**Task statement:**
Transcribe the listing below word for word.
>> Begin Data rows
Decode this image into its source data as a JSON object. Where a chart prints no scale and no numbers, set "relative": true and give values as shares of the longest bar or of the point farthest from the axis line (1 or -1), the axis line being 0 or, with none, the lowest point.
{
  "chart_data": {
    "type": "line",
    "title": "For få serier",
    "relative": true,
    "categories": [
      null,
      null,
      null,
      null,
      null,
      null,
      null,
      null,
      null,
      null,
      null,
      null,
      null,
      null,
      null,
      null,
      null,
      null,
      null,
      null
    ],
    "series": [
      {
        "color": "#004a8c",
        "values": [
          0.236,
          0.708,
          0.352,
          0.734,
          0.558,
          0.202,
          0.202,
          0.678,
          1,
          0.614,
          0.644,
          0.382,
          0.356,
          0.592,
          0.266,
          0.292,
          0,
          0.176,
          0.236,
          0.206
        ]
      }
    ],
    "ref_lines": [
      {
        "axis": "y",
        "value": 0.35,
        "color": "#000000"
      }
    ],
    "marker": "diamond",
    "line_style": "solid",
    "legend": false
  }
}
>> End Data rows
**Task output:**
Decode this image into its source data as a JSON object. Where a chart prints no scale and no numbers, set "relative": true and give values as shares of the longest bar or of the point farthest from the axis line (1 or -1), the axis line being 0 or, with none, the lowest point.
{
  "chart_data": {
    "type": "line",
    "title": "For få serier",
    "relative": true,
    "categories": [
      null,
      null,
      null,
      null,
      null,
      null,
      null,
      null,
      null,
      null,
      null,
      null,
      null,
      null,
      null,
      null,
      null,
      null,
      null,
      null
    ],
    "series": [
      {
        "color": "#004a8c",
        "values": [
          0.236,
          0.708,
          0.352,
          0.734,
          0.558,
          0.202,
          0.202,
          0.678,
          1,
          0.614,
          0.644,
          0.382,
          0.356,
          0.592,
          0.266,
          0.292,
          0,
          0.176,
          0.236,
          0.206
        ]
      }
    ],
    "ref_lines": [
      {
        "axis": "y",
        "value": 0.35,
        "color": "#000000"
      }
    ],
    "marker": "diamond",
    "line_style": "solid",
    "legend": false
  }
}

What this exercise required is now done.